What the task asks
Check every line of the material below for the string "value", and return the ones that have it.
──────── Information provided
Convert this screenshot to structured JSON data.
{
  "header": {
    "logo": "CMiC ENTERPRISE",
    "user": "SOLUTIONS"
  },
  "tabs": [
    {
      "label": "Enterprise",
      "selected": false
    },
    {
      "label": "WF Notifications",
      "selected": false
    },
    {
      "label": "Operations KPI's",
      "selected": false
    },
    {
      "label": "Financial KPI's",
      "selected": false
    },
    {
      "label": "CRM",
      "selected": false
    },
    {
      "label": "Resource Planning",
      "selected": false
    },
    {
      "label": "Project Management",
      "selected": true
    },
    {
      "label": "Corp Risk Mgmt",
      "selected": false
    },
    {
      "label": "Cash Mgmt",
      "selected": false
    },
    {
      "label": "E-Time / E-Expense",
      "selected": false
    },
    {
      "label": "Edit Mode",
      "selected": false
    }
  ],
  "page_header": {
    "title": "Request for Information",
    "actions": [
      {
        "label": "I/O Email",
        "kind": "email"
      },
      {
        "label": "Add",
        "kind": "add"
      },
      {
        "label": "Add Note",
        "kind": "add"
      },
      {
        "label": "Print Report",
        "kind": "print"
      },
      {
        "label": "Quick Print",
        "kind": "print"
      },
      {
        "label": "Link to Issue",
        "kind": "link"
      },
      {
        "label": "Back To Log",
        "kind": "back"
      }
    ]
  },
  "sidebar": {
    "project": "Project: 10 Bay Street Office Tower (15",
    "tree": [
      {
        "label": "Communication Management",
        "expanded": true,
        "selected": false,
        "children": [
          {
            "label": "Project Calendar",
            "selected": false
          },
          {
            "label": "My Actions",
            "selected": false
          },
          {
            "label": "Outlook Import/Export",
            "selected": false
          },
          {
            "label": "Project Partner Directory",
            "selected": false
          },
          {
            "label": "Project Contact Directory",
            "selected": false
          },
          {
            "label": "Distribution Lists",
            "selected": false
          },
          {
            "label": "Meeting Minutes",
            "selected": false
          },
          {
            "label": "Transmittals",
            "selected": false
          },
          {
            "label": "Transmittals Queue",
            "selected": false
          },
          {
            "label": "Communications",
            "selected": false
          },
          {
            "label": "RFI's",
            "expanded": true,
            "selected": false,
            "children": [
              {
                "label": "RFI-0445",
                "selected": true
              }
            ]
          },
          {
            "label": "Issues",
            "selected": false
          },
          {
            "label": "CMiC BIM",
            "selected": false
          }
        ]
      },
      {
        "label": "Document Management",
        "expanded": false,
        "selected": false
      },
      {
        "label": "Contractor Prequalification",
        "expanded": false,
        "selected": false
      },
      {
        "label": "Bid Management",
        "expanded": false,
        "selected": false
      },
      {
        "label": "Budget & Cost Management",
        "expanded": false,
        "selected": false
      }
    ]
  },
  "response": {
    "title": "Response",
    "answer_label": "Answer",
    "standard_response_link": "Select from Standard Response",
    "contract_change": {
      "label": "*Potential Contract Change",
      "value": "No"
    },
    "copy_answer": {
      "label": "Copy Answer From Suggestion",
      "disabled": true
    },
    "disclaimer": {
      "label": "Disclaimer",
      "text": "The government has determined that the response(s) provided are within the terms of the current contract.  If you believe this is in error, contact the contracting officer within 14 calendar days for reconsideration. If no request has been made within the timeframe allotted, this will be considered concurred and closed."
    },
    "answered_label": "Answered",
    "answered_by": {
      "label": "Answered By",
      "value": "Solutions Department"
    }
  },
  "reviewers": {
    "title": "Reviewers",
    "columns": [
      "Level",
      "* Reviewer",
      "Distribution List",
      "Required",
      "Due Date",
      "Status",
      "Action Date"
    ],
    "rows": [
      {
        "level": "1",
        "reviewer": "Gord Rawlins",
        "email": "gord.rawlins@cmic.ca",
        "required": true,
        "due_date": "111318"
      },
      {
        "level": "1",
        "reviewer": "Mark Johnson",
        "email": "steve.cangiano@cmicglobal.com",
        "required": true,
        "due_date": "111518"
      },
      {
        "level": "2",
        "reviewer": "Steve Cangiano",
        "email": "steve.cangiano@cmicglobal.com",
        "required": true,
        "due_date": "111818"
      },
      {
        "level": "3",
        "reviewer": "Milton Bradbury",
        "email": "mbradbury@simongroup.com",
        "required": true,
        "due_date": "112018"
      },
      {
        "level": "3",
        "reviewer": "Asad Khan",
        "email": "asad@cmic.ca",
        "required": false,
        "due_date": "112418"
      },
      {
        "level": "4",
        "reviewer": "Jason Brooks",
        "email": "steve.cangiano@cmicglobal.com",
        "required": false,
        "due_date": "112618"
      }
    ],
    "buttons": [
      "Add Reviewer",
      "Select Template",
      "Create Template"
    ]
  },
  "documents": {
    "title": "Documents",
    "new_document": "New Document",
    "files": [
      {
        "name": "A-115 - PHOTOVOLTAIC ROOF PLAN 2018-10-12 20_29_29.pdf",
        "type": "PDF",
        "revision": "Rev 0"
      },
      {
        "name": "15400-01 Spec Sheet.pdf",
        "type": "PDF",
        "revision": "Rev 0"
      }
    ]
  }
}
────────────────
Response to this task
      "value": "No"
      "value": "Solutions Department"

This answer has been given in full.